# WHAT TO DO:
From the listing below, extract each line containing the string "昼する隊".

# DATA TO PROCESS:

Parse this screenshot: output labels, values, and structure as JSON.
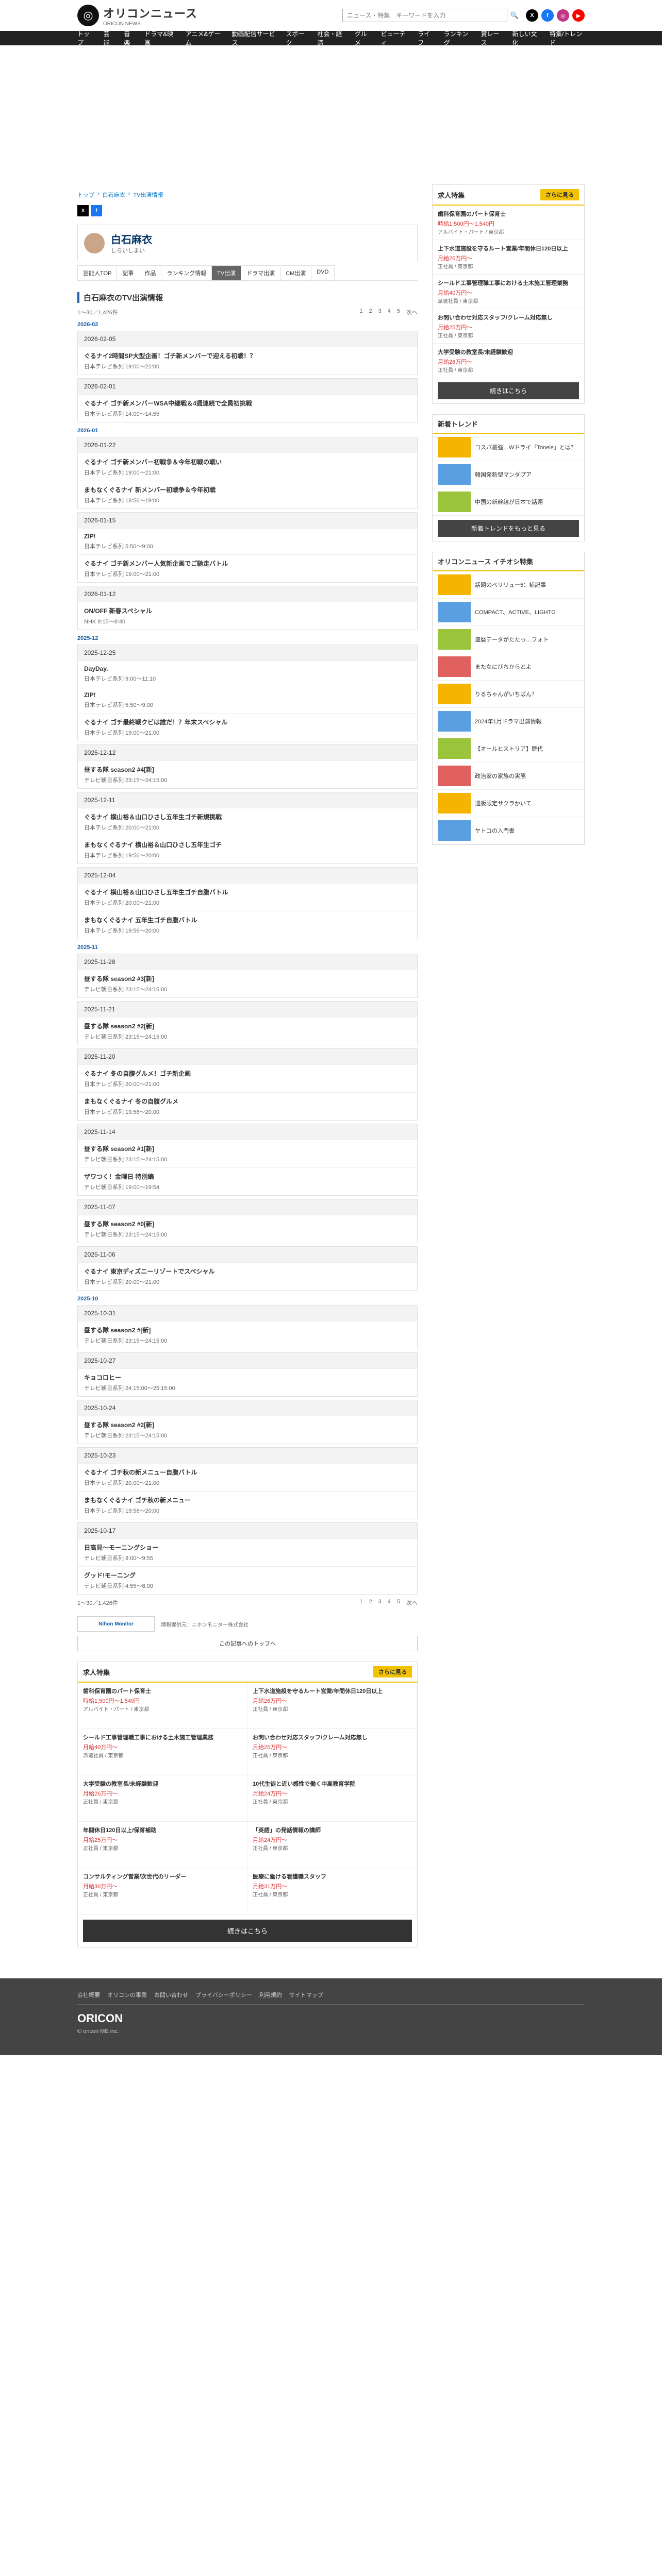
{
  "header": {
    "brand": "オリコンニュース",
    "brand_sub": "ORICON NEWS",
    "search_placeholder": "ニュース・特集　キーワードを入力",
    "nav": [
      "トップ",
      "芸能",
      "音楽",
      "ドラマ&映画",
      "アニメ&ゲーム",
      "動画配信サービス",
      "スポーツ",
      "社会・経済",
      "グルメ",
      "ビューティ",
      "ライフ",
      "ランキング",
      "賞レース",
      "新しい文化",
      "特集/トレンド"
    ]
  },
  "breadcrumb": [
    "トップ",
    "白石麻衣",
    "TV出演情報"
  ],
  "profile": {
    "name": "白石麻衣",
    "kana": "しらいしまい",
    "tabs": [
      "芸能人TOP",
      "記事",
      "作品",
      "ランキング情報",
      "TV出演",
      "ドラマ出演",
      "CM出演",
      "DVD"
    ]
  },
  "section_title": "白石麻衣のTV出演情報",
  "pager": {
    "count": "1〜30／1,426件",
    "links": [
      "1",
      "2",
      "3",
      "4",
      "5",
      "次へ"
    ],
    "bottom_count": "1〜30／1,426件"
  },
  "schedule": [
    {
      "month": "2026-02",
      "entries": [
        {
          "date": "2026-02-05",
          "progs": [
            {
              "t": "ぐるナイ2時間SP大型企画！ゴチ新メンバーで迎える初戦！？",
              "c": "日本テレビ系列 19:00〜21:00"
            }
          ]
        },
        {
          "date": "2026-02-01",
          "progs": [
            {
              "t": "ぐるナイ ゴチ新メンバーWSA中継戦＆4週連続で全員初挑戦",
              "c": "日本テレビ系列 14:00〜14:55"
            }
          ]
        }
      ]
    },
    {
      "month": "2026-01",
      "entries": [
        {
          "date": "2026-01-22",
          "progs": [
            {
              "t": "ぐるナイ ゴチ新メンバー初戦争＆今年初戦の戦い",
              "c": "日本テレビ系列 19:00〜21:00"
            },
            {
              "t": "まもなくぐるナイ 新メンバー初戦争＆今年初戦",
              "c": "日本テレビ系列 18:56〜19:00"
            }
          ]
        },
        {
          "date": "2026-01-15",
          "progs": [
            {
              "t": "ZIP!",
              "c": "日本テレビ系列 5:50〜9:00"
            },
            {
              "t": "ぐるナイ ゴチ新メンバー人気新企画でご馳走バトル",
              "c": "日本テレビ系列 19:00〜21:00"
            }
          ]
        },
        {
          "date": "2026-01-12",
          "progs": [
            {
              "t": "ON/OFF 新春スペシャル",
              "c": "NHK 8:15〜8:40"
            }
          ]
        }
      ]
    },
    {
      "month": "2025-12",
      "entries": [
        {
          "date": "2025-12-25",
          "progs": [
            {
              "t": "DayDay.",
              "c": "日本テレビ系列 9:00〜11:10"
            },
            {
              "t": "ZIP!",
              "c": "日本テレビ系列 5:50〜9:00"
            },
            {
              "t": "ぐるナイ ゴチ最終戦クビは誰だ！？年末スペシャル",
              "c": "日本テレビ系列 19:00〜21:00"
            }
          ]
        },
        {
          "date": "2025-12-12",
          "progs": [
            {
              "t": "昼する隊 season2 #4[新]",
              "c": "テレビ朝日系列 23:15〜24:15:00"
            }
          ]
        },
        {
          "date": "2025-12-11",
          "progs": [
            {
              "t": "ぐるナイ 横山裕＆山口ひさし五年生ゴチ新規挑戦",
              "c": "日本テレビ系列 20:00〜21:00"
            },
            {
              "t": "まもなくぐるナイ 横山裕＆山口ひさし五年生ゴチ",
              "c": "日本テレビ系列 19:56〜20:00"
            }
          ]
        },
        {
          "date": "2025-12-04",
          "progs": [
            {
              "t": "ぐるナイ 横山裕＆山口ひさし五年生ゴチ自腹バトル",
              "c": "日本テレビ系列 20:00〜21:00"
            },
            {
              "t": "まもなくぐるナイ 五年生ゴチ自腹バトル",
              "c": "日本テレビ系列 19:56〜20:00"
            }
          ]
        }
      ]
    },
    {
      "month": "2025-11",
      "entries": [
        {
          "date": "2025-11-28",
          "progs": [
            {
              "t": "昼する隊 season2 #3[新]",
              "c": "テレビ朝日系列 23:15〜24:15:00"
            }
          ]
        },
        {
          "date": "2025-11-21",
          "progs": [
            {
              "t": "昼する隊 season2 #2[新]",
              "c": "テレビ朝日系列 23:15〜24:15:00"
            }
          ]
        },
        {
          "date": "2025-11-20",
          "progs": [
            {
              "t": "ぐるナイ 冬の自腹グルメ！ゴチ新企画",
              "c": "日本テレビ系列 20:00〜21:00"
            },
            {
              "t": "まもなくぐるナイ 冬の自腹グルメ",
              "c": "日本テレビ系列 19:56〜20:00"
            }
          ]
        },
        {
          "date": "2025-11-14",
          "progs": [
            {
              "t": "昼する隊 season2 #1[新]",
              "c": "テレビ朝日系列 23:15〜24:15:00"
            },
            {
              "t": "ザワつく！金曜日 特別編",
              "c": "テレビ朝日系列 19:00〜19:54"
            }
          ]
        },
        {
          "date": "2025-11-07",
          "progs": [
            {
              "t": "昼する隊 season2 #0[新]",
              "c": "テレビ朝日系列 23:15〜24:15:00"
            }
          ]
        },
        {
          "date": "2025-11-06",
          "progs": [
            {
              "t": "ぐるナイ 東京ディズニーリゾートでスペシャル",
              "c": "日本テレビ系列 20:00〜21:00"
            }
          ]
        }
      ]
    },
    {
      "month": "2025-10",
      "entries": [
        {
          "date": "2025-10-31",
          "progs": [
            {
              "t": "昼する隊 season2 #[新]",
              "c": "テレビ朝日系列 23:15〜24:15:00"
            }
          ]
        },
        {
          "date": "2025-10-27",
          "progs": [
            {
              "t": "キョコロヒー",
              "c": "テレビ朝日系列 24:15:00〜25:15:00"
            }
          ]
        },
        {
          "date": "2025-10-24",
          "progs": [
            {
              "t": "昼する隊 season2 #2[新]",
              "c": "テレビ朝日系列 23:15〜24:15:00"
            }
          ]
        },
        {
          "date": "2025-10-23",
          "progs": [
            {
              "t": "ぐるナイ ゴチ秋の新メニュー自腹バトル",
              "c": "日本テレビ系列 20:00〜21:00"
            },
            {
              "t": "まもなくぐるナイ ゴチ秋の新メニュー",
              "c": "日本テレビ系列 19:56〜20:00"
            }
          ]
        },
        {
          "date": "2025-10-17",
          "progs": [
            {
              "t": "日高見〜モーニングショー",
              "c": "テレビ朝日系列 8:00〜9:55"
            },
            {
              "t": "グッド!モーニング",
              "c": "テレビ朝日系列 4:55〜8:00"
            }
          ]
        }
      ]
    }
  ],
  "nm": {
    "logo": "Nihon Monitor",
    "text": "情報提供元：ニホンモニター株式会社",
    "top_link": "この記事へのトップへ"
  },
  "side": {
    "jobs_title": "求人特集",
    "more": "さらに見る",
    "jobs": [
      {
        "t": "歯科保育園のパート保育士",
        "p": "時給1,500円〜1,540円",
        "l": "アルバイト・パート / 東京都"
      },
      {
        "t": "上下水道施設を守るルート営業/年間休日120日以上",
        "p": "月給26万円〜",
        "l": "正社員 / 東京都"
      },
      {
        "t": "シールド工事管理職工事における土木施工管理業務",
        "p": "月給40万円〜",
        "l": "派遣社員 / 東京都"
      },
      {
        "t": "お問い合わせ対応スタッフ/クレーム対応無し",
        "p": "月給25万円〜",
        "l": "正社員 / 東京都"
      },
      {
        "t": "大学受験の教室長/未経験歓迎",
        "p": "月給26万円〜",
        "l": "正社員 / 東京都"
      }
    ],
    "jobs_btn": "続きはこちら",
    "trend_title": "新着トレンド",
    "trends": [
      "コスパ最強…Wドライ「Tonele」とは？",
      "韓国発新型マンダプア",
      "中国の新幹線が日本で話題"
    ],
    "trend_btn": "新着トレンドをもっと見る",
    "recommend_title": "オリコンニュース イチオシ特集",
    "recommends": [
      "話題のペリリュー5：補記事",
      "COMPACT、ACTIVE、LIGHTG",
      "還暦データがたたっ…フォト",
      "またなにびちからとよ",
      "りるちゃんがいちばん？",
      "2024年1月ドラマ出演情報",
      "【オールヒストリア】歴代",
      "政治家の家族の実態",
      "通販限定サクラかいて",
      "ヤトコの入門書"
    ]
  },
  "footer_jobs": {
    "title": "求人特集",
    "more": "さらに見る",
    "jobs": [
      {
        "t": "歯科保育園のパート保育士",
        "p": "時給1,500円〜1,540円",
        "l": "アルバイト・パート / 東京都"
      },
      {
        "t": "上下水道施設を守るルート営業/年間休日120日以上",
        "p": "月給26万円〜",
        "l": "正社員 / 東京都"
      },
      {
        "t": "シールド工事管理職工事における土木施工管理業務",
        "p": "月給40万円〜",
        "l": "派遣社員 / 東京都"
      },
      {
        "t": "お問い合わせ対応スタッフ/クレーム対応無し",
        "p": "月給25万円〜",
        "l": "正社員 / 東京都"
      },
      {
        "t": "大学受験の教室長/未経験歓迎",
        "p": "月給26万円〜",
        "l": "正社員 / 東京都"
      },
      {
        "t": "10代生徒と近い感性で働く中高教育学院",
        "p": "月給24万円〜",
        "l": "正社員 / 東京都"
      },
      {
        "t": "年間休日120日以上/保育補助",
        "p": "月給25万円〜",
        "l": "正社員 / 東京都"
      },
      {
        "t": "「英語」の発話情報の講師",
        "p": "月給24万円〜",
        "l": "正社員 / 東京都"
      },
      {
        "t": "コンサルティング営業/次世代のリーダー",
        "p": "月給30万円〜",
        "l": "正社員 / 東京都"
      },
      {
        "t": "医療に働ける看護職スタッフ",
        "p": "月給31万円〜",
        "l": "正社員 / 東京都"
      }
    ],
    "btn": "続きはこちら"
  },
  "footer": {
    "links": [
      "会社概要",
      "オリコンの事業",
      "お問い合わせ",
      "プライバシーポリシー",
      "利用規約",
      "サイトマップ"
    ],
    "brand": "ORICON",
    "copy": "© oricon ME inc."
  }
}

# COMPLETE OUTPUT:
              "t": "昼する隊 season2 #4[新]",
              "t": "昼する隊 season2 #3[新]",
              "t": "昼する隊 season2 #2[新]",
              "t": "昼する隊 season2 #1[新]",
              "t": "昼する隊 season2 #0[新]",
              "t": "昼する隊 season2 #[新]",
              "t": "昼する隊 season2 #2[新]",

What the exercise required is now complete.